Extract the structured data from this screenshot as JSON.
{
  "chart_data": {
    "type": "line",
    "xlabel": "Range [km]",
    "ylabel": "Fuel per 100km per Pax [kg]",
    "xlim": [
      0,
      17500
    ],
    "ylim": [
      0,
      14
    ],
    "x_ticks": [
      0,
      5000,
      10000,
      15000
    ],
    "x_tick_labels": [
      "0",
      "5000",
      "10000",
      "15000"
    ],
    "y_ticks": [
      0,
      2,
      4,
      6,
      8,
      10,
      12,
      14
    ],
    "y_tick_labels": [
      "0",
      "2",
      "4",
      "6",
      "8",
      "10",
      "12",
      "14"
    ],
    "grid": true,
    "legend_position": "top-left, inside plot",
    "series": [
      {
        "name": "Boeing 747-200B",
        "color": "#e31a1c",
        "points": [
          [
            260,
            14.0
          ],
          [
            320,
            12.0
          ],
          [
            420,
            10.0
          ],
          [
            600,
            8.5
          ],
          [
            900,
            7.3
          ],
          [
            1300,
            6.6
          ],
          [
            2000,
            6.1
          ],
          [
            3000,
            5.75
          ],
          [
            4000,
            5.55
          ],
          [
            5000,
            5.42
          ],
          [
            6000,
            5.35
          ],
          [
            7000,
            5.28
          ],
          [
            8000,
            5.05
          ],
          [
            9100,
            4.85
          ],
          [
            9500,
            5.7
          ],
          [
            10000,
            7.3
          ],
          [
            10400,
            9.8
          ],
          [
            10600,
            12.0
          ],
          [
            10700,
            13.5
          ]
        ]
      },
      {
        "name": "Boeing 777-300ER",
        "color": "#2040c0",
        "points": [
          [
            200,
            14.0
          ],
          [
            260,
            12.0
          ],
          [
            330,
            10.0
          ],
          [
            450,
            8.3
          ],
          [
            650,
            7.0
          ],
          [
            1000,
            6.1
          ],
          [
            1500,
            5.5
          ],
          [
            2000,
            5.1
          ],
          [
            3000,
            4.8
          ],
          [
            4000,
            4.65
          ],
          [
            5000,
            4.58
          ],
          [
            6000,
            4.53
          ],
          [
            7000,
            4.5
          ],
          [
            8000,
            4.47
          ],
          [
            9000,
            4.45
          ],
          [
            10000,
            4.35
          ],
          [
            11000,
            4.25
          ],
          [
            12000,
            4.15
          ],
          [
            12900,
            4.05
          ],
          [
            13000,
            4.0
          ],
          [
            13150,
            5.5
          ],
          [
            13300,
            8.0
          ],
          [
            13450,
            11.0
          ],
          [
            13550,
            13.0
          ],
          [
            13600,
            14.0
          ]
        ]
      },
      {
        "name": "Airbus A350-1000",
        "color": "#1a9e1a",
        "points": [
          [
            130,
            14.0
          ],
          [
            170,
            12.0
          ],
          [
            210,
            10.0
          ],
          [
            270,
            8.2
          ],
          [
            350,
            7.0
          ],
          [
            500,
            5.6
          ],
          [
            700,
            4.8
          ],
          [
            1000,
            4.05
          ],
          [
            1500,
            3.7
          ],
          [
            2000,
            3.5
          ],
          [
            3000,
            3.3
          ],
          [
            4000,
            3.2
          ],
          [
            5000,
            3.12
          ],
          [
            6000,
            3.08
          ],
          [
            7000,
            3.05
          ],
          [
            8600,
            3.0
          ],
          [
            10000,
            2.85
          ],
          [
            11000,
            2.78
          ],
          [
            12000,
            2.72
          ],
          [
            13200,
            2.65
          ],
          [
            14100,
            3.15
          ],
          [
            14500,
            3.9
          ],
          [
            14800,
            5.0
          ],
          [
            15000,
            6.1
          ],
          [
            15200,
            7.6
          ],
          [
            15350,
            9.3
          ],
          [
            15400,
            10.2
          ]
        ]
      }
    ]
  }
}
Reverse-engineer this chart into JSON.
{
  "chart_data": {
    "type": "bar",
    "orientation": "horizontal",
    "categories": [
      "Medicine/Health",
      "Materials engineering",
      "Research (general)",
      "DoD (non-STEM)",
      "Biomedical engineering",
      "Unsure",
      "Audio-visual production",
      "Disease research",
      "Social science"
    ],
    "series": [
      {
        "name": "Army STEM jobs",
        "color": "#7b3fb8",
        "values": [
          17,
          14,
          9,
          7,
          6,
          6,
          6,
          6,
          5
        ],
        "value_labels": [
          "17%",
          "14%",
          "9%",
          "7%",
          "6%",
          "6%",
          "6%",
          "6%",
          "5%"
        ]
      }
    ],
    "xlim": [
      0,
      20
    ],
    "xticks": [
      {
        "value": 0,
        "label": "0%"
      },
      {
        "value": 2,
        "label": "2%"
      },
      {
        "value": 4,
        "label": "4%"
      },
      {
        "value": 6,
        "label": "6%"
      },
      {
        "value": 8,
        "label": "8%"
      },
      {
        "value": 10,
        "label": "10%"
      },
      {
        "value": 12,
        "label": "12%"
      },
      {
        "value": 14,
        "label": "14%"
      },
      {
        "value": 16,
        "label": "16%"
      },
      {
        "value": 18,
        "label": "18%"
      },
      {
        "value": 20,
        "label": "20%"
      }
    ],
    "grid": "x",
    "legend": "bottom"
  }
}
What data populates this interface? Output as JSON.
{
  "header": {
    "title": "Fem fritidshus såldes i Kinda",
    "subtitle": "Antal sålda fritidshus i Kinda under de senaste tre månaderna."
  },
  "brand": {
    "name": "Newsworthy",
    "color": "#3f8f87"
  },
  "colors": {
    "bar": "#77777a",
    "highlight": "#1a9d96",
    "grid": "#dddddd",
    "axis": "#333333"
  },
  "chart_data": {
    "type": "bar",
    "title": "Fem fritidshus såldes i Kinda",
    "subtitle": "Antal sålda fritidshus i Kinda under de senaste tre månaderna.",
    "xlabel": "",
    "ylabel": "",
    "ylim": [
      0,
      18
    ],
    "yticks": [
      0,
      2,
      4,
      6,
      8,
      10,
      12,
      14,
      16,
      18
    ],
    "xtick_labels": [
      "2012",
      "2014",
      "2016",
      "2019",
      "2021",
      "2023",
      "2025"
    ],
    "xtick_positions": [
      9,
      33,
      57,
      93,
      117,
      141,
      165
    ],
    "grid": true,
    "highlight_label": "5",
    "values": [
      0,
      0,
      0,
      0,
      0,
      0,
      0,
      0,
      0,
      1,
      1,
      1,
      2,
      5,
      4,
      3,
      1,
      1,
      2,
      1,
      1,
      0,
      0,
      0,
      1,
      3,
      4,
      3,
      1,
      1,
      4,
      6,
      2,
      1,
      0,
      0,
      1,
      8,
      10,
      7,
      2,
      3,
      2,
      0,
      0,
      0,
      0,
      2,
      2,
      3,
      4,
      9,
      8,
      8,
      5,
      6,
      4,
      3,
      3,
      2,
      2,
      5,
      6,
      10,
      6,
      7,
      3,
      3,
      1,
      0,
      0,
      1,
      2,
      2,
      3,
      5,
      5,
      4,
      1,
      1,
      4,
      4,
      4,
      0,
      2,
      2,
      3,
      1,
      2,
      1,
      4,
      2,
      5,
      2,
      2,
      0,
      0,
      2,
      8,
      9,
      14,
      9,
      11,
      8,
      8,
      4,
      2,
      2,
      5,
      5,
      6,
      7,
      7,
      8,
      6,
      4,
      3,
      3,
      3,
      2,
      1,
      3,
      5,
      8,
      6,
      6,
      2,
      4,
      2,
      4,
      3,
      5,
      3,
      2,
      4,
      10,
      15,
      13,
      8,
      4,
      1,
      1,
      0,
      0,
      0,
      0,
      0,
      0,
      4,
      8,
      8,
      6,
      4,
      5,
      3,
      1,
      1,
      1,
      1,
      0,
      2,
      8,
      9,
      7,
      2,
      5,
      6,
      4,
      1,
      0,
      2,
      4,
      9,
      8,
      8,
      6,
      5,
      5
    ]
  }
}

• Prompt:
Reproduce the listing in full. Keep it exactly as written.

• Final result:
Extract the structured data from this screenshot as JSON.
{
  "chart_data": {
    "type": "line",
    "xlabel": "Range [km]",
    "ylabel": "Fuel per 100km per Pax [kg]",
    "xlim": [
      0,
      17500
    ],
    "ylim": [
      0,
      14
    ],
    "x_ticks": [
      0,
      5000,
      10000,
      15000
    ],
    "x_tick_labels": [
      "0",
      "5000",
      "10000",
      "15000"
    ],
    "y_ticks": [
      0,
      2,
      4,
      6,
      8,
      10,
      12,
      14
    ],
    "y_tick_labels": [
      "0",
      "2",
      "4",
      "6",
      "8",
      "10",
      "12",
      "14"
    ],
    "grid": true,
    "legend_position": "top-left, inside plot",
    "series": [
      {
        "name": "Boeing 747-200B",
        "color": "#e31a1c",
        "points": [
          [
            260,
            14.0
          ],
          [
            320,
            12.0
          ],
          [
            420,
            10.0
          ],
          [
            600,
            8.5
          ],
          [
            900,
            7.3
          ],
          [
            1300,
            6.6
          ],
          [
            2000,
            6.1
          ],
          [
            3000,
            5.75
          ],
          [
            4000,
            5.55
          ],
          [
            5000,
            5.42
          ],
          [
            6000,
            5.35
          ],
          [
            7000,
            5.28
          ],
          [
            8000,
            5.05
          ],
          [
            9100,
            4.85
          ],
          [
            9500,
            5.7
          ],
          [
            10000,
            7.3
          ],
          [
            10400,
            9.8
          ],
          [
            10600,
            12.0
          ],
          [
            10700,
            13.5
          ]
        ]
      },
      {
        "name": "Boeing 777-300ER",
        "color": "#2040c0",
        "points": [
          [
            200,
            14.0
          ],
          [
            260,
            12.0
          ],
          [
            330,
            10.0
          ],
          [
            450,
            8.3
          ],
          [
            650,
            7.0
          ],
          [
            1000,
            6.1
          ],
          [
            1500,
            5.5
          ],
          [
            2000,
            5.1
          ],
          [
            3000,
            4.8
          ],
          [
            4000,
            4.65
          ],
          [
            5000,
            4.58
          ],
          [
            6000,
            4.53
          ],
          [
            7000,
            4.5
          ],
          [
            8000,
            4.47
          ],
          [
            9000,
            4.45
          ],
          [
            10000,
            4.35
          ],
          [
            11000,
            4.25
          ],
          [
            12000,
            4.15
          ],
          [
            12900,
            4.05
          ],
          [
            13000,
            4.0
          ],
          [
            13150,
            5.5
          ],
          [
            13300,
            8.0
          ],
          [
            13450,
            11.0
          ],
          [
            13550,
            13.0
          ],
          [
            13600,
            14.0
          ]
        ]
      },
      {
        "name": "Airbus A350-1000",
        "color": "#1a9e1a",
        "points": [
          [
            130,
            14.0
          ],
          [
            170,
            12.0
          ],
          [
            210,
            10.0
          ],
          [
            270,
            8.2
          ],
          [
            350,
            7.0
          ],
          [
            500,
            5.6
          ],
          [
            700,
            4.8
          ],
          [
            1000,
            4.05
          ],
          [
            1500,
            3.7
          ],
          [
            2000,
            3.5
          ],
          [
            3000,
            3.3
          ],
          [
            4000,
            3.2
          ],
          [
            5000,
            3.12
          ],
          [
            6000,
            3.08
          ],
          [
            7000,
            3.05
          ],
          [
            8600,
            3.0
          ],
          [
            10000,
            2.85
          ],
          [
            11000,
            2.78
          ],
          [
            12000,
            2.72
          ],
          [
            13200,
            2.65
          ],
          [
            14100,
            3.15
          ],
          [
            14500,
            3.9
          ],
          [
            14800,
            5.0
          ],
          [
            15000,
            6.1
          ],
          [
            15200,
            7.6
          ],
          [
            15350,
            9.3
          ],
          [
            15400,
            10.2
          ]
        ]
      }
    ]
  }
}
Reverse-engineer this chart into JSON.
{
  "chart_data": {
    "type": "bar",
    "orientation": "horizontal",
    "categories": [
      "Medicine/Health",
      "Materials engineering",
      "Research (general)",
      "DoD (non-STEM)",
      "Biomedical engineering",
      "Unsure",
      "Audio-visual production",
      "Disease research",
      "Social science"
    ],
    "series": [
      {
        "name": "Army STEM jobs",
        "color": "#7b3fb8",
        "values": [
          17,
          14,
          9,
          7,
          6,
          6,
          6,
          6,
          5
        ],
        "value_labels": [
          "17%",
          "14%",
          "9%",
          "7%",
          "6%",
          "6%",
          "6%",
          "6%",
          "5%"
        ]
      }
    ],
    "xlim": [
      0,
      20
    ],
    "xticks": [
      {
        "value": 0,
        "label": "0%"
      },
      {
        "value": 2,
        "label": "2%"
      },
      {
        "value": 4,
        "label": "4%"
      },
      {
        "value": 6,
        "label": "6%"
      },
      {
        "value": 8,
        "label": "8%"
      },
      {
        "value": 10,
        "label": "10%"
      },
      {
        "value": 12,
        "label": "12%"
      },
      {
        "value": 14,
        "label": "14%"
      },
      {
        "value": 16,
        "label": "16%"
      },
      {
        "value": 18,
        "label": "18%"
      },
      {
        "value": 20,
        "label": "20%"
      }
    ],
    "grid": "x",
    "legend": "bottom"
  }
}
What data populates this interface? Output as JSON.
{
  "header": {
    "title": "Fem fritidshus såldes i Kinda",
    "subtitle": "Antal sålda fritidshus i Kinda under de senaste tre månaderna."
  },
  "brand": {
    "name": "Newsworthy",
    "color": "#3f8f87"
  },
  "colors": {
    "bar": "#77777a",
    "highlight": "#1a9d96",
    "grid": "#dddddd",
    "axis": "#333333"
  },
  "chart_data": {
    "type": "bar",
    "title": "Fem fritidshus såldes i Kinda",
    "subtitle": "Antal sålda fritidshus i Kinda under de senaste tre månaderna.",
    "xlabel": "",
    "ylabel": "",
    "ylim": [
      0,
      18
    ],
    "yticks": [
      0,
      2,
      4,
      6,
      8,
      10,
      12,
      14,
      16,
      18
    ],
    "xtick_labels": [
      "2012",
      "2014",
      "2016",
      "2019",
      "2021",
      "2023",
      "2025"
    ],
    "xtick_positions": [
      9,
      33,
      57,
      93,
      117,
      141,
      165
    ],
    "grid": true,
    "highlight_label": "5",
    "values": [
      0,
      0,
      0,
      0,
      0,
      0,
      0,
      0,
      0,
      1,
      1,
      1,
      2,
      5,
      4,
      3,
      1,
      1,
      2,
      1,
      1,
      0,
      0,
      0,
      1,
      3,
      4,
      3,
      1,
      1,
      4,
      6,
      2,
      1,
      0,
      0,
      1,
      8,
      10,
      7,
      2,
      3,
      2,
      0,
      0,
      0,
      0,
      2,
      2,
      3,
      4,
      9,
      8,
      8,
      5,
      6,
      4,
      3,
      3,
      2,
      2,
      5,
      6,
      10,
      6,
      7,
      3,
      3,
      1,
      0,
      0,
      1,
      2,
      2,
      3,
      5,
      5,
      4,
      1,
      1,
      4,
      4,
      4,
      0,
      2,
      2,
      3,
      1,
      2,
      1,
      4,
      2,
      5,
      2,
      2,
      0,
      0,
      2,
      8,
      9,
      14,
      9,
      11,
      8,
      8,
      4,
      2,
      2,
      5,
      5,
      6,
      7,
      7,
      8,
      6,
      4,
      3,
      3,
      3,
      2,
      1,
      3,
      5,
      8,
      6,
      6,
      2,
      4,
      2,
      4,
      3,
      5,
      3,
      2,
      4,
      10,
      15,
      13,
      8,
      4,
      1,
      1,
      0,
      0,
      0,
      0,
      0,
      0,
      4,
      8,
      8,
      6,
      4,
      5,
      3,
      1,
      1,
      1,
      1,
      0,
      2,
      8,
      9,
      7,
      2,
      5,
      6,
      4,
      1,
      0,
      2,
      4,
      9,
      8,
      8,
      6,
      5,
      5
    ]
  }
}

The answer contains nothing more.